[Source passage start]

This poem was written in June 1886 and was apparently first published by the Atlantic Monthly in Boston in March 1887. Carman himself felt it was his first really important piece and he used it as the core of his first volume of verse, which appeared six years later in 1893. Many critics have anchored some notion of Carman’s sense of subject, or of Carman’s strong attachment to his mother, by juxtaposing the poem’s sense of loss and longing with the event of her death in February of 1886. In 1991, Thomas B. Vincent discovered that an earlier version of "Low Tide" had appeared in the King’s College Record of October 1886. This one was called "Low Tide on Avon," and it was this that Carman wrote in June 1886 (Vincent 130). Vincent argues convincingly that the poem has a keen sense of place [Page 77] and of its Acadian history that is vestigially present in the later version, but that the later version is the stronger for subordinating everything to the maturing lyric impulse. So far, so good. Two versions of "Low Tide." A biographical development. But even this is not certain, at least not from an editorial point of view, because it is not wholly clear when all the changes were made.2 We know only that an early draft appeared in the King’s College Record, and that an edited version with an altered title appeared five months later. The strong connection some have made between the pathos of the poem and Carman’s grief over the loss of his mother may have been diffused, at least in the poet’s mind if not in our reading of the text, by the Evangeline connection of Acadie.

Early in his career, Carman, as I said, wrote in bursts of creative energy more often than not, and collected and saved the results. The recovery of manuscripts and fugitive private printings does not solve much for the biographer, for many of the manuscript copies of poems are marked with place names but no dates. So are many of the fugitive publications and private printings. Carman’s work appeared in literary periodicals, in privately printed pamphlets, broadsheets, in individual runs of single poems, and in newspapers long before he published his first volume.

[Source passage end]

Task directions: Copy the Carman passage from "Early in his" to "his first volume.", replacing "pamphlets" with "booklets".

[Data shown start]

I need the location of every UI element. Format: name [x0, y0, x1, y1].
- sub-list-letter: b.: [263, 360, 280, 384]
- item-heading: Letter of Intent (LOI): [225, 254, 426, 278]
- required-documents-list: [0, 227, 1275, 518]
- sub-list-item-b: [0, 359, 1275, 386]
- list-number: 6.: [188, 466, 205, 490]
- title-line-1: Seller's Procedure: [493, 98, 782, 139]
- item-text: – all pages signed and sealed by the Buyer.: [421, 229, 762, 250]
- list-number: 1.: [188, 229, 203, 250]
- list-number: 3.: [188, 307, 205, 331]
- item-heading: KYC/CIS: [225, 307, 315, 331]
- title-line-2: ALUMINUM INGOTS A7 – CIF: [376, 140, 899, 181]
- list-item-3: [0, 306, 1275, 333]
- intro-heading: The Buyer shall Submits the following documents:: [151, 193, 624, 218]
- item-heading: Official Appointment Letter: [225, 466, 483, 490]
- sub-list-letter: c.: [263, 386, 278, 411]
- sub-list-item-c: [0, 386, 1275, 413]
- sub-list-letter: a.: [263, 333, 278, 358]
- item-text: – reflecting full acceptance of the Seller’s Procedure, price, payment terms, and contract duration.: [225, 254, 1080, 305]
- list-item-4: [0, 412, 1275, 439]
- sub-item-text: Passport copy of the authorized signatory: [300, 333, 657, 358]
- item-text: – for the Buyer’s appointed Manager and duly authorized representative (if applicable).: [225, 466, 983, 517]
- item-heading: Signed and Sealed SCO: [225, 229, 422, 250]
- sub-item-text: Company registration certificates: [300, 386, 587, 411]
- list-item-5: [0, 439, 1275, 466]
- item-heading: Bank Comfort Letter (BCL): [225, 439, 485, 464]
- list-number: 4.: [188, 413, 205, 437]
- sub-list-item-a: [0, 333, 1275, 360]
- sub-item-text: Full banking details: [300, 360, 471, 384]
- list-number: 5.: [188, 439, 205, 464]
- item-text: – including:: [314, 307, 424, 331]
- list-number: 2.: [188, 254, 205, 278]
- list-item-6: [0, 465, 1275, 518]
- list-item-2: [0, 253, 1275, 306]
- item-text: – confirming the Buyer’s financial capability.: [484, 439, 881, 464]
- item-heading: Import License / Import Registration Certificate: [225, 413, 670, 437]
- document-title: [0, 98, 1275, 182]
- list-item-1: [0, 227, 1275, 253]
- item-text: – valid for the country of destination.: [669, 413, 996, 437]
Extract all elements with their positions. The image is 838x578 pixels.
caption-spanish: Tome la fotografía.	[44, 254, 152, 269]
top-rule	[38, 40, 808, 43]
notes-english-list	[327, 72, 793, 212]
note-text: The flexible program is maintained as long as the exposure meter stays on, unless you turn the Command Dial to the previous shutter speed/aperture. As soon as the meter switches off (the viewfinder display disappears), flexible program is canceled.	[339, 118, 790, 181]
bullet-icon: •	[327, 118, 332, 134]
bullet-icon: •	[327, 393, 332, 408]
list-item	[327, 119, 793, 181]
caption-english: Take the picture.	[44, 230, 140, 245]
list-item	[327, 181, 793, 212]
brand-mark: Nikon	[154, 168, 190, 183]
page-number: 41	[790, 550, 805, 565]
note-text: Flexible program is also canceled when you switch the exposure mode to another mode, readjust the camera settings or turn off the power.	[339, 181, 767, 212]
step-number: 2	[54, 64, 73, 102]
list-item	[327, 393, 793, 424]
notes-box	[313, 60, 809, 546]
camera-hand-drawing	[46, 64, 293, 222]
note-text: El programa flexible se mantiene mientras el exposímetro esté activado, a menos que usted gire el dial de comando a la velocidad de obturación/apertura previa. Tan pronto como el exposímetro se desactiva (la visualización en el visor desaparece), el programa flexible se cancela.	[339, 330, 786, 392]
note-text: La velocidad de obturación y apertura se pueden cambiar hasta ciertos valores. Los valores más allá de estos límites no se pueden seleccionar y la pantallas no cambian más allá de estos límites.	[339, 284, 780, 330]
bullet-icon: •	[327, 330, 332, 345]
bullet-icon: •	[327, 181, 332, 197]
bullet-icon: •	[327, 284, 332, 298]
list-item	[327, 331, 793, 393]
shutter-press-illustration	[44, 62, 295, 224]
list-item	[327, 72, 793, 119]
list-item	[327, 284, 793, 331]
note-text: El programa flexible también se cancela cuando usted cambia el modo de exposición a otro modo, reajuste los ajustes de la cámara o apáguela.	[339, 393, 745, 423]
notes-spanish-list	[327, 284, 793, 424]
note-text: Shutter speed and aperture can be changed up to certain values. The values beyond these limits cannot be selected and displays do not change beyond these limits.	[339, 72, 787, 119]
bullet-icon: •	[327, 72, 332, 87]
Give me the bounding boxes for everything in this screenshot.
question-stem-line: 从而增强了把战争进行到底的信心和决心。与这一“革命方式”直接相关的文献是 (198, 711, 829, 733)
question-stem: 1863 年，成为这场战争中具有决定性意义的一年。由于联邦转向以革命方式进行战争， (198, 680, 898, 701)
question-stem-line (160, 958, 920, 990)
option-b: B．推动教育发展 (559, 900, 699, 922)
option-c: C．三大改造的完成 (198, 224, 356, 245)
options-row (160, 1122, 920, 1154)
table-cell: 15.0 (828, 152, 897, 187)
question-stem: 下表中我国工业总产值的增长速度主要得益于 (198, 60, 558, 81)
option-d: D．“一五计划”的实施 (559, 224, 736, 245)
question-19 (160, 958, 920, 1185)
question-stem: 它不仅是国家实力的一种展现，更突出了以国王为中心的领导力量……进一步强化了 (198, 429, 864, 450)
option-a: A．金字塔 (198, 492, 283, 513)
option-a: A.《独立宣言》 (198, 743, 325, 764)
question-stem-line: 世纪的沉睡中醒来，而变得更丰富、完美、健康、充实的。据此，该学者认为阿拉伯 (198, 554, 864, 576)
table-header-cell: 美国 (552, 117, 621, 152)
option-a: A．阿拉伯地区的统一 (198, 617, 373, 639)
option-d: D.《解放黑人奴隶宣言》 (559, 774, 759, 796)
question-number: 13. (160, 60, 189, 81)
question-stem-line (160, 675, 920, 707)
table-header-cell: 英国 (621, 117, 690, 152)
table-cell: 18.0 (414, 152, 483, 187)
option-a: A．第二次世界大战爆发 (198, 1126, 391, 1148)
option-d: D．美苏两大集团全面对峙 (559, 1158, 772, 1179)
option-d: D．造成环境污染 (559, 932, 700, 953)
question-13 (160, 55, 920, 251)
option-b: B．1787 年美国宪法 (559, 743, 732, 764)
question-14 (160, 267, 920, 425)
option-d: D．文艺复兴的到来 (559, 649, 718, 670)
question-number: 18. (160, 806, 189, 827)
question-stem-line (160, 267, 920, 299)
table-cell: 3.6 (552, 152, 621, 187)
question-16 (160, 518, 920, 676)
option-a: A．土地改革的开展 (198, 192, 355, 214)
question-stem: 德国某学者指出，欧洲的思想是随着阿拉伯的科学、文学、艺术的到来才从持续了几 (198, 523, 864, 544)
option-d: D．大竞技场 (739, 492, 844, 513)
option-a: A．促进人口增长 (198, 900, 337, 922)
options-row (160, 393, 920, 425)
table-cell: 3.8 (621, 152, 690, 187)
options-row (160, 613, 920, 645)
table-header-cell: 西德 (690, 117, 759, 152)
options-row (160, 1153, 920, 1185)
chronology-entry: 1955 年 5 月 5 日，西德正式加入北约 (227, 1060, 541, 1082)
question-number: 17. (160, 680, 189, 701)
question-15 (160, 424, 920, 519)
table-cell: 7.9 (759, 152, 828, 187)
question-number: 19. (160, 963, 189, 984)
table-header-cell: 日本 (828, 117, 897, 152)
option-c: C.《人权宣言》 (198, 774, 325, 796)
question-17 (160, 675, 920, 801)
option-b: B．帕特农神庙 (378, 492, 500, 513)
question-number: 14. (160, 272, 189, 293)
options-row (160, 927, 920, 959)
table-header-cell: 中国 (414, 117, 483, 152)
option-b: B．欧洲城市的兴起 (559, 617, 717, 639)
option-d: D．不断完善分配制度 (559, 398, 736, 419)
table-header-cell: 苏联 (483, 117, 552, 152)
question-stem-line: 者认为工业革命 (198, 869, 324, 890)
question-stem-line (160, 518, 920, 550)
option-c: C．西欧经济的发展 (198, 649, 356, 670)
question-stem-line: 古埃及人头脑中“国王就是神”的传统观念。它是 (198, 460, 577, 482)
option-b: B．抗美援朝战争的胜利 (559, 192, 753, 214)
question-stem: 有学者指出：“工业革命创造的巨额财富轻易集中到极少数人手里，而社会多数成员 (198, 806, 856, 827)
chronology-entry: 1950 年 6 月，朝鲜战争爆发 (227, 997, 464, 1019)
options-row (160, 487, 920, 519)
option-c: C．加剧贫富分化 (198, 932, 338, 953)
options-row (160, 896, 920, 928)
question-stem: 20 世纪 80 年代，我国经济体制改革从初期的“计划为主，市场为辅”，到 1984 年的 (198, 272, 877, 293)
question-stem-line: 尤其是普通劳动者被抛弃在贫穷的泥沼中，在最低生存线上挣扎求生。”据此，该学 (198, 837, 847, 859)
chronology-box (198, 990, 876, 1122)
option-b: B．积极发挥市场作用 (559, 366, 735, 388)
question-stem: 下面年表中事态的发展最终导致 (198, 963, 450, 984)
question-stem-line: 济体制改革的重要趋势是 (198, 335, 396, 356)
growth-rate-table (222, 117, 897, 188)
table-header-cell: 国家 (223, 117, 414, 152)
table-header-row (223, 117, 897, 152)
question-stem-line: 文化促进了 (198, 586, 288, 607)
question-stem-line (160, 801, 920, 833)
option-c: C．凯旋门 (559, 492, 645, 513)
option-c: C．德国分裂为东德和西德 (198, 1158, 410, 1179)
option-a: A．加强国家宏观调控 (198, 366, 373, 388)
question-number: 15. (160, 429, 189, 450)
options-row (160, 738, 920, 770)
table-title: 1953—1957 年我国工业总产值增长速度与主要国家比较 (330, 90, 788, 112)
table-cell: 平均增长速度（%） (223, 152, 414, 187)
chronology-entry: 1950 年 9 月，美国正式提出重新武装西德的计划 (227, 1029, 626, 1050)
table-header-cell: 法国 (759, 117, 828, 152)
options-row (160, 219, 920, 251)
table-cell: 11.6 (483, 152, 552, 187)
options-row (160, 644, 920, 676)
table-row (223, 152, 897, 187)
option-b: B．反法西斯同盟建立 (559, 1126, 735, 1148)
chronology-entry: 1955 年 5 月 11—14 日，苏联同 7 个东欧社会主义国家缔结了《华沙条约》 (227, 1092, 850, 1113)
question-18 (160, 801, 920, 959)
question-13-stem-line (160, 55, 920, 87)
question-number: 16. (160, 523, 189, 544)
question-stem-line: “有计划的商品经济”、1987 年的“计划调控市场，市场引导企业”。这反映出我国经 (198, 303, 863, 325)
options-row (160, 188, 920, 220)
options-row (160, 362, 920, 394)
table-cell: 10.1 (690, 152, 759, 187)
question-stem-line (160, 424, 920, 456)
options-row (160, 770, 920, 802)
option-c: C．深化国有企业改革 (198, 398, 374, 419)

[Data shown end]

Solution:
Early in his career, Carman, as I said, wrote in bursts of creative energy more often than not, and collected and saved the results. The recovery of manuscripts and fugitive private printings does not solve much for the biographer, for many of the manuscript copies of poems are marked with place names but no dates. So are many of the fugitive publications and private printings. Carman’s work appeared in literary periodicals, in privately printed booklets, broadsheets, in individual runs of single poems, and in newspapers long before he published his first volume.